-- start Records for the task --
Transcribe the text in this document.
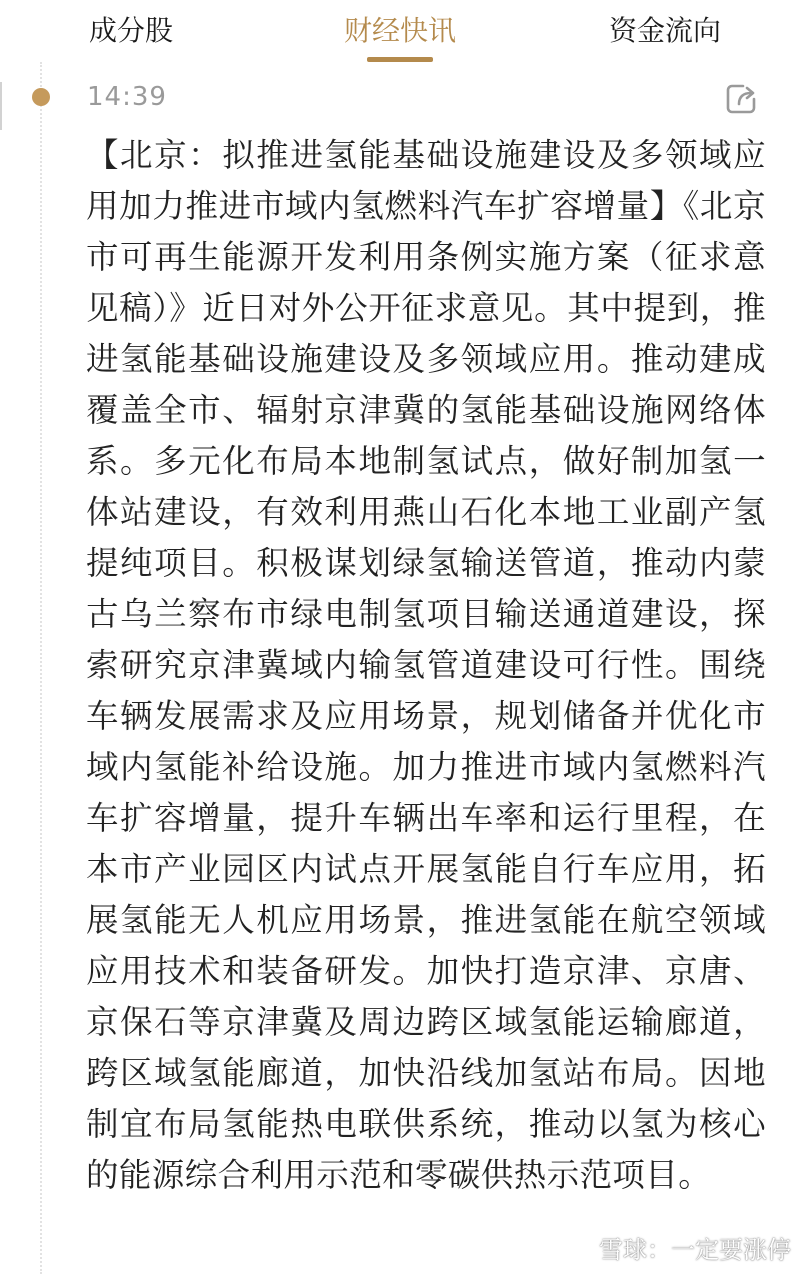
成分股	财经快讯	资金流向
14:39
【北京：拟推进氢能基础设施建设及多领域应用加力推进市域内氢燃料汽车扩容增量】《北京市可再生能源开发利用条例实施方案（征求意见稿）》近日对外公开征求意见。其中提到，推进氢能基础设施建设及多领域应用。推动建成覆盖全市、辐射京津冀的氢能基础设施网络体系。多元化布局本地制氢试点，做好制加氢一体站建设，有效利用燕山石化本地工业副产氢提纯项目。积极谋划绿氢输送管道，推动内蒙古乌兰察布市绿电制氢项目输送通道建设，探索研究京津冀域内输氢管道建设可行性。围绕车辆发展需求及应用场景，规划储备并优化市域内氢能补给设施。加力推进市域内氢燃料汽车扩容增量，提升车辆出车率和运行里程，在本市产业园区内试点开展氢能自行车应用，拓展氢能无人机应用场景，推进氢能在航空领域应用技术和装备研发。加快打造京津、京唐、京保石等京津冀及周边跨区域氢能运输廊道，跨区域氢能廊道，加快沿线加氢站布局。因地制宜布局氢能热电联供系统，推动以氢为核心的能源综合利用示范和零碳供热示范项目。
雪球：一定要涨停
-- end Records for the task --
> Description of the task: Give every record back exactly as it reads, with no images.

> Full solution:
Transcribe the text in this document.
成分股	财经快讯	资金流向
14:39
【北京：拟推进氢能基础设施建设及多领域应用加力推进市域内氢燃料汽车扩容增量】《北京市可再生能源开发利用条例实施方案（征求意见稿）》近日对外公开征求意见。其中提到，推进氢能基础设施建设及多领域应用。推动建成覆盖全市、辐射京津冀的氢能基础设施网络体系。多元化布局本地制氢试点，做好制加氢一体站建设，有效利用燕山石化本地工业副产氢提纯项目。积极谋划绿氢输送管道，推动内蒙古乌兰察布市绿电制氢项目输送通道建设，探索研究京津冀域内输氢管道建设可行性。围绕车辆发展需求及应用场景，规划储备并优化市域内氢能补给设施。加力推进市域内氢燃料汽车扩容增量，提升车辆出车率和运行里程，在本市产业园区内试点开展氢能自行车应用，拓展氢能无人机应用场景，推进氢能在航空领域应用技术和装备研发。加快打造京津、京唐、京保石等京津冀及周边跨区域氢能运输廊道，跨区域氢能廊道，加快沿线加氢站布局。因地制宜布局氢能热电联供系统，推动以氢为核心的能源综合利用示范和零碳供热示范项目。
雪球：一定要涨停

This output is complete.